▼▼▼

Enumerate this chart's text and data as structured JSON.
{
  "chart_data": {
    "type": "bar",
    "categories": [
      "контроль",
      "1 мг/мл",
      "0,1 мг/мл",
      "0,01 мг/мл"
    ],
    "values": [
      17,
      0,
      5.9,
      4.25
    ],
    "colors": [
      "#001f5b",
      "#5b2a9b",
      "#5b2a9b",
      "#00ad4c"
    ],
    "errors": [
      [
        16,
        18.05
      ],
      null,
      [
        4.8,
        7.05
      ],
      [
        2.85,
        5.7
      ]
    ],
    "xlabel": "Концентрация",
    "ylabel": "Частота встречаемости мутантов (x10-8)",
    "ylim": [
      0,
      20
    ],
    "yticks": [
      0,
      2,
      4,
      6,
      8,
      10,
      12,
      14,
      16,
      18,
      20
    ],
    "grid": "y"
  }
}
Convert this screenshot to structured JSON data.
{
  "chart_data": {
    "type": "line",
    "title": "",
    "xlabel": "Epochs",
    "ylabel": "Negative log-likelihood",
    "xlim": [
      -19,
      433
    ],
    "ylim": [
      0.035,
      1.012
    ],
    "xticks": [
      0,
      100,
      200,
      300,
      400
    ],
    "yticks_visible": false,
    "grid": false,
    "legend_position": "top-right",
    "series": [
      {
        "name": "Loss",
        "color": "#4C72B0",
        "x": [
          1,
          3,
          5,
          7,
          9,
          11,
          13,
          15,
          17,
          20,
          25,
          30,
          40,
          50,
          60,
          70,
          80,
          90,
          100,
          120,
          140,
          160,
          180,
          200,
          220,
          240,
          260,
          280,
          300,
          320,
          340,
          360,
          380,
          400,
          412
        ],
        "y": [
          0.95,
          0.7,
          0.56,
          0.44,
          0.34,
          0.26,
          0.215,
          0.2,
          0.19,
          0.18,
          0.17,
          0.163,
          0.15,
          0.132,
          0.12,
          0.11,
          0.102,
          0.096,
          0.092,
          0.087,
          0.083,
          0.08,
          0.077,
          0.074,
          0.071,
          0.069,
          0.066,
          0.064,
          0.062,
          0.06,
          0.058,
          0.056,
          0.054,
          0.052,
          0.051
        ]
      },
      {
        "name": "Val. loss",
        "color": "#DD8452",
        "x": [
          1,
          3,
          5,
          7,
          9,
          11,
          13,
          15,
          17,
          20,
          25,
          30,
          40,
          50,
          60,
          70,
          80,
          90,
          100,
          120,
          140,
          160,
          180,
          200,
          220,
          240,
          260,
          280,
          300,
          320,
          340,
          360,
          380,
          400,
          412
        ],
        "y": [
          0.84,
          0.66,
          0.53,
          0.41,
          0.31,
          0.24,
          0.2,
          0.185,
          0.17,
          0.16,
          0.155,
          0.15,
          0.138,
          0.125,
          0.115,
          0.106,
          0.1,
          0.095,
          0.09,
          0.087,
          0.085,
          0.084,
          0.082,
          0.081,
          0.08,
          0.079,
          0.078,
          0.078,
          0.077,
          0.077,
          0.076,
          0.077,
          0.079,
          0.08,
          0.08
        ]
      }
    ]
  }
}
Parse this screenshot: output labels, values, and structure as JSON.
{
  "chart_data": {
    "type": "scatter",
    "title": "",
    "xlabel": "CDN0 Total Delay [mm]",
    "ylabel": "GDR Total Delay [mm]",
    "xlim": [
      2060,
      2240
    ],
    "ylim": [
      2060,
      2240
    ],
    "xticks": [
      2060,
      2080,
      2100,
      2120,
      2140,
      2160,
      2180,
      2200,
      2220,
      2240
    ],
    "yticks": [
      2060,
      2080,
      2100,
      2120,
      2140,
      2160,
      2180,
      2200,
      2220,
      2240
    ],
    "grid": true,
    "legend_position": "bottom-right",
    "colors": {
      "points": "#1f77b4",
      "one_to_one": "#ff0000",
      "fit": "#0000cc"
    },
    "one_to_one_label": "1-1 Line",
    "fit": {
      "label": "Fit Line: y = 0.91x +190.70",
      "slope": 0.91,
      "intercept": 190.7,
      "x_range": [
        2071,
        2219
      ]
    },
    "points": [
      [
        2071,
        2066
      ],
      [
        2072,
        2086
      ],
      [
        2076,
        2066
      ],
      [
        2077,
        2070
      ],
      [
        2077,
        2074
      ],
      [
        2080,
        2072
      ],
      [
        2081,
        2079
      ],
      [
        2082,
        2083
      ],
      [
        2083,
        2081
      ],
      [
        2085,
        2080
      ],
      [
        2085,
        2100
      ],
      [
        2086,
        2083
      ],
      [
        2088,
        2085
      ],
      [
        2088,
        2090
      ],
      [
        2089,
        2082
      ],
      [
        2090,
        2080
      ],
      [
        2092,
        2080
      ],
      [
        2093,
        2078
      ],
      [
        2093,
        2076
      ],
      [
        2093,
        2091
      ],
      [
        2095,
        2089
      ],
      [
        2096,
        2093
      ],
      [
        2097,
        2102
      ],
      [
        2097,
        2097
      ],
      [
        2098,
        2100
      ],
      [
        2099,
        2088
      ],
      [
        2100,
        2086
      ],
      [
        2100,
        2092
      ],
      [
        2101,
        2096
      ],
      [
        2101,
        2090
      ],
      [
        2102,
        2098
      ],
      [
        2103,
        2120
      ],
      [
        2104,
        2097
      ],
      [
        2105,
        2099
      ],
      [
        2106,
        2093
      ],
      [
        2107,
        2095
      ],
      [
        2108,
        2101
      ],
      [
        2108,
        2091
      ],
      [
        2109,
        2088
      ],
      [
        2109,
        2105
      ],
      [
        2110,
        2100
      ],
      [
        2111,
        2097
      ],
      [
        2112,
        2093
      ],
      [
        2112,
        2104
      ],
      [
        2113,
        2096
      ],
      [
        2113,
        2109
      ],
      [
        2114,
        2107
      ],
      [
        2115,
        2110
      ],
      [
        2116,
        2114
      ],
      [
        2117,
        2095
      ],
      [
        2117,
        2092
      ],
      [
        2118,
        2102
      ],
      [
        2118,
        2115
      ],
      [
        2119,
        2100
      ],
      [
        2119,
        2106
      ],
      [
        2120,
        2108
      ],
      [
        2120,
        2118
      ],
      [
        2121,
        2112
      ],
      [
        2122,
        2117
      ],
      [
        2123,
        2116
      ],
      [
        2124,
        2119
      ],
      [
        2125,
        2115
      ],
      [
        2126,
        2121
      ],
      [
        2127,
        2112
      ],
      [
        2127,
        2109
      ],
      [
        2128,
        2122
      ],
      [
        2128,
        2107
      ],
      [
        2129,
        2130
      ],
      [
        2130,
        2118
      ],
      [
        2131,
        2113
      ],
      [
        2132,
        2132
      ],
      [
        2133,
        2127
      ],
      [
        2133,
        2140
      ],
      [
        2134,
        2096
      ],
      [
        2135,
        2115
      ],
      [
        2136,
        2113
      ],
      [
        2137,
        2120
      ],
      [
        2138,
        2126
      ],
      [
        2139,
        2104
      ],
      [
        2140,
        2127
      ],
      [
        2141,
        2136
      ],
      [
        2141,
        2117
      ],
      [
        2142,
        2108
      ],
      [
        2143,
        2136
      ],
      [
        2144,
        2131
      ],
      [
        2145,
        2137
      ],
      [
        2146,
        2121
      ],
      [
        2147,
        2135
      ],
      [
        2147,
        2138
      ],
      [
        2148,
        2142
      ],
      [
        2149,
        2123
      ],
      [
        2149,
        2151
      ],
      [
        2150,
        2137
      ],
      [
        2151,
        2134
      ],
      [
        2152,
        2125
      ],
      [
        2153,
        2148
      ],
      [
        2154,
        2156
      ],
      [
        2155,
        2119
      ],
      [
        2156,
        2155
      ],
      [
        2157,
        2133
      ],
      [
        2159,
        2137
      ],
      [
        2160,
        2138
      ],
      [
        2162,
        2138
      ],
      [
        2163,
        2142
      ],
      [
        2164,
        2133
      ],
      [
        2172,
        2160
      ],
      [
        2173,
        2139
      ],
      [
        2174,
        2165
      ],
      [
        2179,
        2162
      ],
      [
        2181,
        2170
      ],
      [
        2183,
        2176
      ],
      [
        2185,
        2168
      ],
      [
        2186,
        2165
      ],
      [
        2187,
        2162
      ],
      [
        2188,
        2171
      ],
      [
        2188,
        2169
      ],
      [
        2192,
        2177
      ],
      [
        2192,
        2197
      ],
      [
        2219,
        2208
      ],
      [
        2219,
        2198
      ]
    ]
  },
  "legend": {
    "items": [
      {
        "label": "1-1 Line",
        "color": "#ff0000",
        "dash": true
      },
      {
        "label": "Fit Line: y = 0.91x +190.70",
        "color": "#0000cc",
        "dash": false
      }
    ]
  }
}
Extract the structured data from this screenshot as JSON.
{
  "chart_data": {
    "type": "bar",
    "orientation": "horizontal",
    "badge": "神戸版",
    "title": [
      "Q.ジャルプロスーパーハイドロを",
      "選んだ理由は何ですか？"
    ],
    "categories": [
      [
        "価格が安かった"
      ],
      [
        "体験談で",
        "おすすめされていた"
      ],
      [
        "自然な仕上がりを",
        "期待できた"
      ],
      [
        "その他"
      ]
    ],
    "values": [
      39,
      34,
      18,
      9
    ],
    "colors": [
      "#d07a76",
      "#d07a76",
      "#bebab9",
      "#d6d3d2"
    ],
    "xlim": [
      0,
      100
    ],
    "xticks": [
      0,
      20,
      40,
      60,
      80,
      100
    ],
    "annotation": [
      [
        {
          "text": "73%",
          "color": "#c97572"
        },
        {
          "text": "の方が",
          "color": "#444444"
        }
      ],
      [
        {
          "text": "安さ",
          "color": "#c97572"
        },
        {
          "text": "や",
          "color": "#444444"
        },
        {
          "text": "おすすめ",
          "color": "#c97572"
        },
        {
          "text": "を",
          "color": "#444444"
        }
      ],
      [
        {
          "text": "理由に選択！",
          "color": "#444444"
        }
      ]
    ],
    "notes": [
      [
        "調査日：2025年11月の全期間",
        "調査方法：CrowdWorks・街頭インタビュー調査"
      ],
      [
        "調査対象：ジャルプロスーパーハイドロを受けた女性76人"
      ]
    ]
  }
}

▲▲▲

> [REQUIREMENTS]
Write out, word for word, every line from the one containing "Extract the structured" through the last line of the records above.

> [WRITTEN RESPONSE]
Extract the structured data from this screenshot as JSON.
{
  "chart_data": {
    "type": "bar",
    "orientation": "horizontal",
    "badge": "神戸版",
    "title": [
      "Q.ジャルプロスーパーハイドロを",
      "選んだ理由は何ですか？"
    ],
    "categories": [
      [
        "価格が安かった"
      ],
      [
        "体験談で",
        "おすすめされていた"
      ],
      [
        "自然な仕上がりを",
        "期待できた"
      ],
      [
        "その他"
      ]
    ],
    "values": [
      39,
      34,
      18,
      9
    ],
    "colors": [
      "#d07a76",
      "#d07a76",
      "#bebab9",
      "#d6d3d2"
    ],
    "xlim": [
      0,
      100
    ],
    "xticks": [
      0,
      20,
      40,
      60,
      80,
      100
    ],
    "annotation": [
      [
        {
          "text": "73%",
          "color": "#c97572"
        },
        {
          "text": "の方が",
          "color": "#444444"
        }
      ],
      [
        {
          "text": "安さ",
          "color": "#c97572"
        },
        {
          "text": "や",
          "color": "#444444"
        },
        {
          "text": "おすすめ",
          "color": "#c97572"
        },
        {
          "text": "を",
          "color": "#444444"
        }
      ],
      [
        {
          "text": "理由に選択！",
          "color": "#444444"
        }
      ]
    ],
    "notes": [
      [
        "調査日：2025年11月の全期間",
        "調査方法：CrowdWorks・街頭インタビュー調査"
      ],
      [
        "調査対象：ジャルプロスーパーハイドロを受けた女性76人"
      ]
    ]
  }
}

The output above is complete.